### ПИСЬМЕННОЕ ЗАДАНИЕ A
Ответьте одним предложением: чем, согласно исходному документу, философы обязаны обществу?
### ПИСЬМЕННОЕ ЗАДАНИЕ B
Изложите суть исходного документа в двух предложениях.

### ИСХОДНЫЙ ДОКУМЕНТ
######

Но такъ какъ и съ природою дѣла сообразно, и изъ предшествующаго изслѣдованія естественно вытекаетъ, что ни невѣжды, незнающіе истины, ни тѣ, которые занимаются только созерцаніемъ вещей выспреннихъ и божественныхъ, не годятся быть правителями и начальниками обществъ; то людей, по добротѣ души, вознесшихся къ познанію высочайшаго блага, должны мы убѣждать и побуждать, чтобы, оставивъ высшую область вещей божественныхъ, они снова спустились въ дольнюю страну человѣческую. Хотя это представляется и несправедливымъ, — потому что такимъ образомъ мы отнимаемъ у нихъ плодъ высочайшаго блаженства, пріобрѣтенный ими чрезъ размышленіе о предметахъ выспреннихъ; но законодатель долженъ заботиться не о томъ, чтобы благоденствовало которое-нибудь одно сословіе гражданъ, а о томъ, чтобы возрастало и укрѣплялось благоденствіе всего общества. Поэтому мы имѣемъ право убѣждать философовъ, чтобы они не нерадѣли о дѣлѣ общественномъ, тѣмъ болѣе, что обязаны обществу своимъ воспитаніемъ, о которомъ заботилось оно съ нѣжностію матери. Притомъ, такъ какъ они знаютъ самую сущность красоты, справедливости и доброты, то лучше всего могутъ судить, что̀ въ дѣлахъ человѣческихъ по-истинѣ справедливо и честно, и потому будутъ доставлять обществу безопасность и спокойствіе. Да они, какъ люди мудрые и правдивые, конечно, и не отвергнутъ такого прошенія, но управленіе обществомъ примутъ на себя какъ бремя, помня, что надобно жить не для себя только, но и для отечества. P. 519 B — 521 B.

######

### ВЫДЕРЖКА ИЗ ИСТОЧНИКА
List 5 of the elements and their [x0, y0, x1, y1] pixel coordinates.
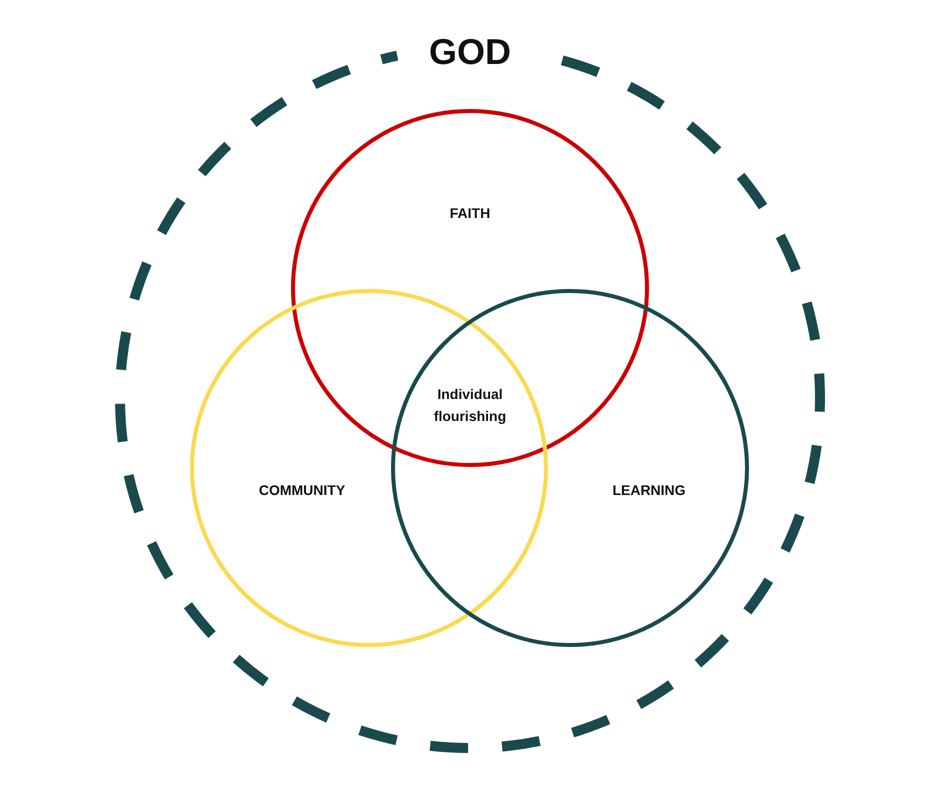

######

### РЕЗУЛЬТАТ A
Философы обязаны обществу своим воспитанием, о котором оно заботилось с нежностью матери.

### РЕЗУЛЬТАТ B
Правителями не годятся ни невежды, ни те, кто занят лишь созерцанием божественного, поэтому философов, познавших высочайшее благо, следует убеждать вернуться к делам человеческим: законодатель заботится о благоденствии всего общества, а не одного сословия. Философы обязаны обществу воспитанием и, зная сущность красоты, справедливости и доброты, лучше всех судят о справедливом, а потому примут управление как бремя, помня, что жить надо не только для себя, но и для отечества.